[Start DATA ROWS]
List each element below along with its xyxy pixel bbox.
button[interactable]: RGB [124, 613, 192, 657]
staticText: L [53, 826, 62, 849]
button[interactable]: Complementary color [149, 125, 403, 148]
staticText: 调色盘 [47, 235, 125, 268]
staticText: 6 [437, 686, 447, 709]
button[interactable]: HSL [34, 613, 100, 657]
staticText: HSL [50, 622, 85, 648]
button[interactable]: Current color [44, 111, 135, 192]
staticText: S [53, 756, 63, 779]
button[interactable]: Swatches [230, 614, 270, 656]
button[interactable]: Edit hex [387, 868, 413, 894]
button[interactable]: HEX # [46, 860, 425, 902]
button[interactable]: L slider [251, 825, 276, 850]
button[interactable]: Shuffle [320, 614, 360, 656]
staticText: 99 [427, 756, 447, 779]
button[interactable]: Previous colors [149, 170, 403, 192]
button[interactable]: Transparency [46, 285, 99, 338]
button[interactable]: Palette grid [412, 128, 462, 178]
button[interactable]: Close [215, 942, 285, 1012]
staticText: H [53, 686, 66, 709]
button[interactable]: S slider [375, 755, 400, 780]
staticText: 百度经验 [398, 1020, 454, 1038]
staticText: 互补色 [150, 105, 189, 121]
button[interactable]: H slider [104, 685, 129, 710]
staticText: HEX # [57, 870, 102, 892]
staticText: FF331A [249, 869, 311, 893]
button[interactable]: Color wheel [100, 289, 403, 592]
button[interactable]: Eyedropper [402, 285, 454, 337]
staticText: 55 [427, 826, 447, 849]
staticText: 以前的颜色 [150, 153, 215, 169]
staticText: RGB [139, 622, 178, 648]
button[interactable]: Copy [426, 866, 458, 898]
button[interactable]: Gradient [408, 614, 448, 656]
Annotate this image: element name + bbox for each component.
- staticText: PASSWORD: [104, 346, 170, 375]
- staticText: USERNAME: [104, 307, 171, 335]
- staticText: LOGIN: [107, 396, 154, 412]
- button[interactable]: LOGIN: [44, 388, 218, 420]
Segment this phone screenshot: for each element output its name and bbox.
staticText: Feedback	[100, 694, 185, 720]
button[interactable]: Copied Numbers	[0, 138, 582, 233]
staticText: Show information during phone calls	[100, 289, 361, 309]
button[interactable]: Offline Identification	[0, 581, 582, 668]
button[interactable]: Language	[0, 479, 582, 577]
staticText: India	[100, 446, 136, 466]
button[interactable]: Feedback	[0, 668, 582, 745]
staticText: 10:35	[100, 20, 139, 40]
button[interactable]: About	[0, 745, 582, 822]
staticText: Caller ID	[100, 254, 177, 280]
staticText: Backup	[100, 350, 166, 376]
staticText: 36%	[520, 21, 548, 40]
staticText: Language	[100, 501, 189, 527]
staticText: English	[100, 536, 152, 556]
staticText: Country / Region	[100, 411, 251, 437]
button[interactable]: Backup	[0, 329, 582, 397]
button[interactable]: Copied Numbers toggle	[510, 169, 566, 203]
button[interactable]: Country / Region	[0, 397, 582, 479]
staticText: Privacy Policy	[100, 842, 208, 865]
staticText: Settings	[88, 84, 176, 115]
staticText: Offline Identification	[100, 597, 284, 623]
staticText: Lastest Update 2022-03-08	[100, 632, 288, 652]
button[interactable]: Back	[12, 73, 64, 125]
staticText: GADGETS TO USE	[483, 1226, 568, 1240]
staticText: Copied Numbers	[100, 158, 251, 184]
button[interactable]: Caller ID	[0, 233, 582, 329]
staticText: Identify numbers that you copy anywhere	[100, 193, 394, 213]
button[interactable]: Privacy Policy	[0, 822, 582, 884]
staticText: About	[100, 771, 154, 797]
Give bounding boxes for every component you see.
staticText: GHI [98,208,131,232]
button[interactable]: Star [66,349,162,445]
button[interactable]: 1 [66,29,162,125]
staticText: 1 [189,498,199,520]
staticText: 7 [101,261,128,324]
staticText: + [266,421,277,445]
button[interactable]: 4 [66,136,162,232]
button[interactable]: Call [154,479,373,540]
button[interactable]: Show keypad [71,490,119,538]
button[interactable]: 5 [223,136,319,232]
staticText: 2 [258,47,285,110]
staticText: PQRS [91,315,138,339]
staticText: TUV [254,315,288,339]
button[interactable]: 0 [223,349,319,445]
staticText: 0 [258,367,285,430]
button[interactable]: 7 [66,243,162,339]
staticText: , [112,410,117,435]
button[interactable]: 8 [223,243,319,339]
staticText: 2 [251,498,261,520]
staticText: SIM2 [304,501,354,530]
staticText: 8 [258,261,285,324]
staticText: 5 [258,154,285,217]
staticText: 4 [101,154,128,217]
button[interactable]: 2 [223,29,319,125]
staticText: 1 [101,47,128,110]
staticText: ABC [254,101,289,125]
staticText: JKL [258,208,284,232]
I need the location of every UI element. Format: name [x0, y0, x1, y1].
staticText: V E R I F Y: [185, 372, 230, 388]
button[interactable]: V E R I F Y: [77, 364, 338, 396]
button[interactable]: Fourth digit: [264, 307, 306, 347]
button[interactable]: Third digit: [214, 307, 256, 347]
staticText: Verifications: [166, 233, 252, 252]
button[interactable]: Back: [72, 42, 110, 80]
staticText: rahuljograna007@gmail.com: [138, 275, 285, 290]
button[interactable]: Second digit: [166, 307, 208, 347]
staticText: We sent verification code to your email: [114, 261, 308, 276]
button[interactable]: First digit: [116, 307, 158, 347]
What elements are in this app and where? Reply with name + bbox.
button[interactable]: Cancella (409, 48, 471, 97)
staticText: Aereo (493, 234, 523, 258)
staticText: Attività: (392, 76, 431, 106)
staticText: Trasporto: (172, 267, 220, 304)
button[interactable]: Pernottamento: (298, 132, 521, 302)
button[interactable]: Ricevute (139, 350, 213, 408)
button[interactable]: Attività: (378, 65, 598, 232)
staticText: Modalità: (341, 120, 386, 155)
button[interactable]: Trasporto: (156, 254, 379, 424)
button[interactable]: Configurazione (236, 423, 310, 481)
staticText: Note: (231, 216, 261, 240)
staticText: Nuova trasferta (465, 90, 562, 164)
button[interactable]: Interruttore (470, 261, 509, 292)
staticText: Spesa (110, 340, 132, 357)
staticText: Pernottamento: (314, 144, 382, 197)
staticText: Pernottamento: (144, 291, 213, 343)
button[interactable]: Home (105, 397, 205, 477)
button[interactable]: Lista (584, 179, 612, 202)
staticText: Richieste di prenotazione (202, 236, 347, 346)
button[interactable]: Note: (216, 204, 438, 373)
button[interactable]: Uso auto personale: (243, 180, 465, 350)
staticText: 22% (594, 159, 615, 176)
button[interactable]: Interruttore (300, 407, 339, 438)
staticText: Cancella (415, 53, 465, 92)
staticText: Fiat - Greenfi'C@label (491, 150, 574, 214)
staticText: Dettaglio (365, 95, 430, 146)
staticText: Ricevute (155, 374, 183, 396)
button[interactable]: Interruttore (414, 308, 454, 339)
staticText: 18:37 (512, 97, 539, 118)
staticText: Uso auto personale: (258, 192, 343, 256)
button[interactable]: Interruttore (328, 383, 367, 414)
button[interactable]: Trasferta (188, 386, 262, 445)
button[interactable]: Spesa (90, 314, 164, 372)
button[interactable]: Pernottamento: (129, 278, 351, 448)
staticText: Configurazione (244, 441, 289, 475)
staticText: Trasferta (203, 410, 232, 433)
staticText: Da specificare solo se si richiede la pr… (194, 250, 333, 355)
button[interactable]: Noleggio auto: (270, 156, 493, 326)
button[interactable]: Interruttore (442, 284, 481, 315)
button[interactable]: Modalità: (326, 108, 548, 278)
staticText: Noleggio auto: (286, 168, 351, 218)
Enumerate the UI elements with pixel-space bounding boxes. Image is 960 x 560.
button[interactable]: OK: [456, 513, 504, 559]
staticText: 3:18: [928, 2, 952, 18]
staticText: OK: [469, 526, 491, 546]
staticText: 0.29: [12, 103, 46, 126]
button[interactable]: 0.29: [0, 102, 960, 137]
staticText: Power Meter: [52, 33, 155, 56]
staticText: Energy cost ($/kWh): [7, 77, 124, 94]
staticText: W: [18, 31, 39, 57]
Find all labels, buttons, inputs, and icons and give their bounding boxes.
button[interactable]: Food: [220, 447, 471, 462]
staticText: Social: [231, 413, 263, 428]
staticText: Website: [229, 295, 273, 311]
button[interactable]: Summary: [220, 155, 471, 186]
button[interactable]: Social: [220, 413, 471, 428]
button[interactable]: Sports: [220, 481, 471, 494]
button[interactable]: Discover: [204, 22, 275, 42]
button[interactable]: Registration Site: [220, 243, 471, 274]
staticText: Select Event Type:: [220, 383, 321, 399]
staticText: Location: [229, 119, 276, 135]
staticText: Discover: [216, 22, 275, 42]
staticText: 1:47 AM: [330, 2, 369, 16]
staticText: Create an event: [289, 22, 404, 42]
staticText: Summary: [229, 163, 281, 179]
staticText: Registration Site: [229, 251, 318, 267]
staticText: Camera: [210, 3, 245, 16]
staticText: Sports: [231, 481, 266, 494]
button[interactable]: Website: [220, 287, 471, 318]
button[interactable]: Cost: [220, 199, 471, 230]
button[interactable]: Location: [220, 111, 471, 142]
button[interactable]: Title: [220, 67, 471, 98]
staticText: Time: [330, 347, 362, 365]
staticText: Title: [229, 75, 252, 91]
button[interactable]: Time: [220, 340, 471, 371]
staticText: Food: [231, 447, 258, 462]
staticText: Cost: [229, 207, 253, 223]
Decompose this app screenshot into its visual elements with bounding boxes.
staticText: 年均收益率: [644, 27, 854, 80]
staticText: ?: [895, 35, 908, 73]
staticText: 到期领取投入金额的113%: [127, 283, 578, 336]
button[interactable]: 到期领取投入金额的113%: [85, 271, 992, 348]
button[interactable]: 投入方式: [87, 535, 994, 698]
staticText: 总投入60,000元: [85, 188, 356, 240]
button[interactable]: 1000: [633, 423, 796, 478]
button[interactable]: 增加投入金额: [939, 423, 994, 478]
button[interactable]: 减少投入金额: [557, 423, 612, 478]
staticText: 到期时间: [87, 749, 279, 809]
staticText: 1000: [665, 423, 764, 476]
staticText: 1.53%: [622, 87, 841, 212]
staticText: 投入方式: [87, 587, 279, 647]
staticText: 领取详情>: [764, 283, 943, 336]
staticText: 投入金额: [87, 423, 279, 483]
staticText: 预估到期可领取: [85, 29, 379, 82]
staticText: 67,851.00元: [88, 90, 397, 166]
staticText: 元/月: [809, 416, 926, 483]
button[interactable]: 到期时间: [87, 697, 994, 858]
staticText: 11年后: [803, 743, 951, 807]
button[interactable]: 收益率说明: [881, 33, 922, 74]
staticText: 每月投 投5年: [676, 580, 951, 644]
[End DATA ROWS]
■ **OBJECTIVE**
Turn the part of the entries that opens with their first line and closes with the line containing "button[interactable]: L slider" into a numbered list, leaving out any blank lines.

■ **WRITTEN ANSWER**
1. List each element below along with its xyxy pixel bbox.
2. button[interactable]: RGB [124, 613, 192, 657]
3. staticText: L [53, 826, 62, 849]
4. button[interactable]: Complementary color [149, 125, 403, 148]
5. staticText: 调色盘 [47, 235, 125, 268]
6. staticText: 6 [437, 686, 447, 709]
7. button[interactable]: HSL [34, 613, 100, 657]
8. staticText: HSL [50, 622, 85, 648]
9. button[interactable]: Current color [44, 111, 135, 192]
10. staticText: S [53, 756, 63, 779]
11. button[interactable]: Swatches [230, 614, 270, 656]
12. button[interactable]: Edit hex [387, 868, 413, 894]
13. button[interactable]: HEX # [46, 860, 425, 902]
14. button[interactable]: L slider [251, 825, 276, 850]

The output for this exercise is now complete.